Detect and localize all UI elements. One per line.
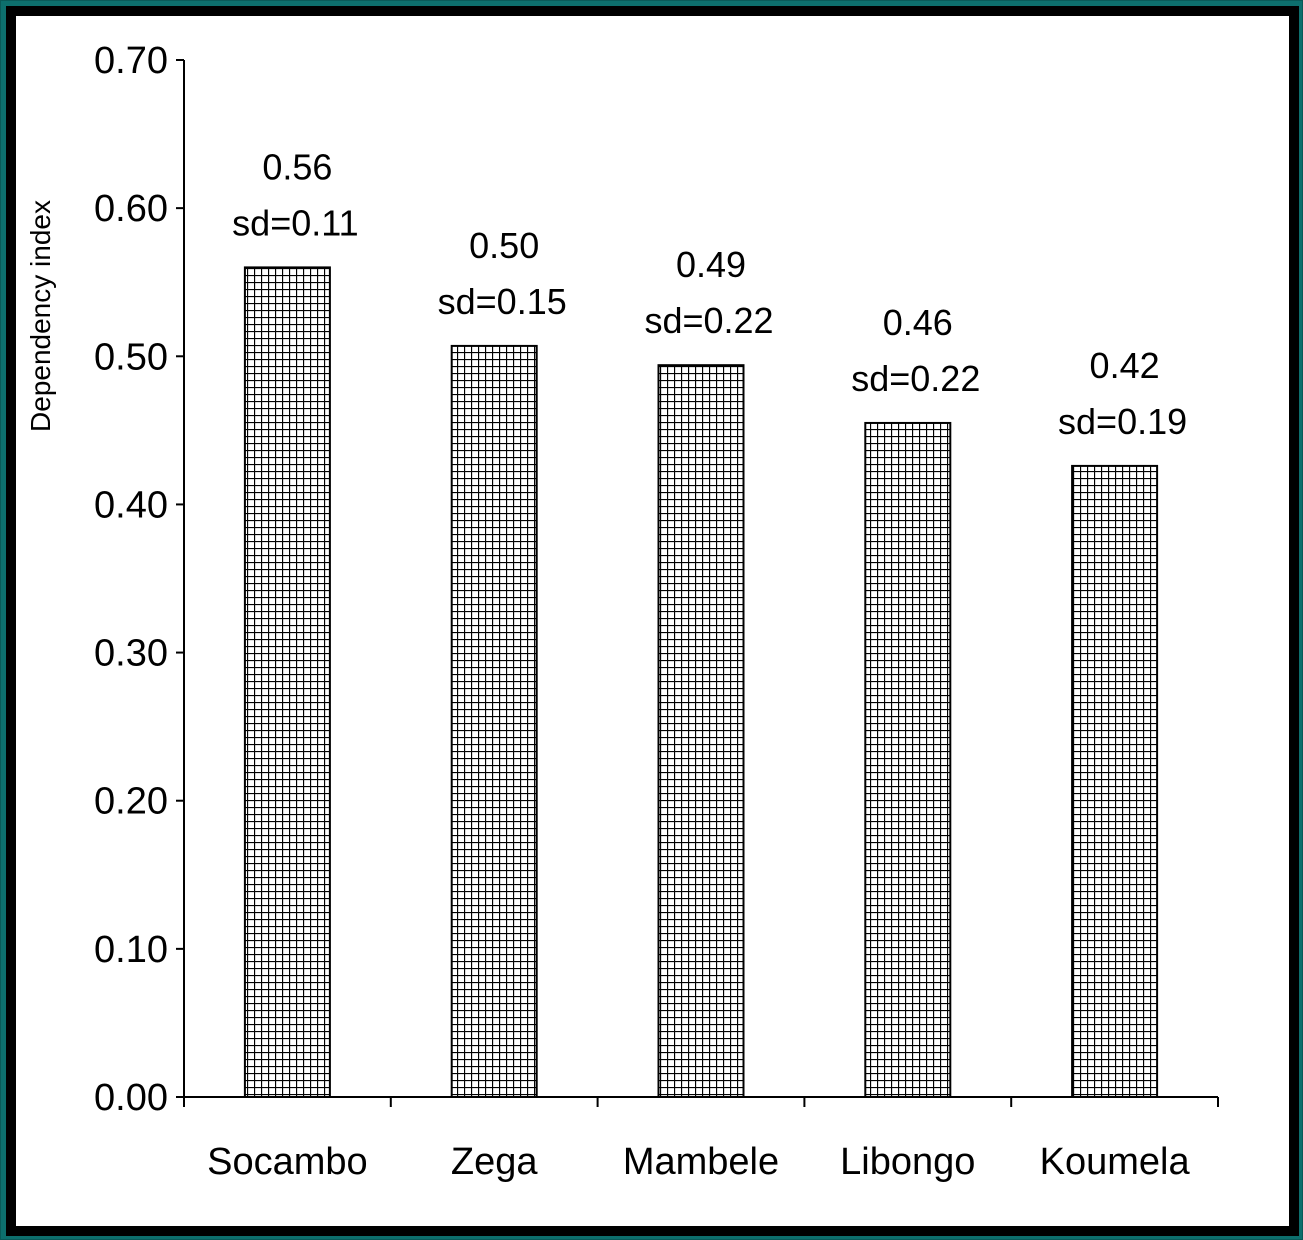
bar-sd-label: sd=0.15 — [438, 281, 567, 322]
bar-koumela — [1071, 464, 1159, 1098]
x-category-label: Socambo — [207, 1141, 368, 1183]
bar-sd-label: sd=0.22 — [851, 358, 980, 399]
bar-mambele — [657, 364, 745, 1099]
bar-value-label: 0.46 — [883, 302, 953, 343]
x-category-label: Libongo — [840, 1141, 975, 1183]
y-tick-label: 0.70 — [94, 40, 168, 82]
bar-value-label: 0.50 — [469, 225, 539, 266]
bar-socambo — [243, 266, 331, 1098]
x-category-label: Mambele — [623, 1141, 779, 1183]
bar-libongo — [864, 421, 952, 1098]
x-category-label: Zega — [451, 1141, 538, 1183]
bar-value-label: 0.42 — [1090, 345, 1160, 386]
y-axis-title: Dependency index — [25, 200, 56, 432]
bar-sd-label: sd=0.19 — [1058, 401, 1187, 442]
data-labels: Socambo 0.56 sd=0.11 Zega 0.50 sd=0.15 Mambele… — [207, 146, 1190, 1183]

**GIVEN EXERCISE:**
Output every line of the items above word for word, omitting the pictures.

**FINAL RESULT:**
Detect and localize all UI elements. One per line.
bar-sd-label: sd=0.15 — [438, 281, 567, 322]
bar-koumela — [1071, 464, 1159, 1098]
x-category-label: Socambo — [207, 1141, 368, 1183]
bar-sd-label: sd=0.22 — [851, 358, 980, 399]
bar-mambele — [657, 364, 745, 1099]
bar-value-label: 0.46 — [883, 302, 953, 343]
x-category-label: Libongo — [840, 1141, 975, 1183]
y-tick-label: 0.70 — [94, 40, 168, 82]
bar-value-label: 0.50 — [469, 225, 539, 266]
bar-socambo — [243, 266, 331, 1098]
x-category-label: Mambele — [623, 1141, 779, 1183]
bar-libongo — [864, 421, 952, 1098]
x-category-label: Zega — [451, 1141, 538, 1183]
bar-value-label: 0.42 — [1090, 345, 1160, 386]
y-axis-title: Dependency index — [25, 200, 56, 432]
bar-sd-label: sd=0.19 — [1058, 401, 1187, 442]
data-labels: Socambo 0.56 sd=0.11 Zega 0.50 sd=0.15 Mambele… — [207, 146, 1190, 1183]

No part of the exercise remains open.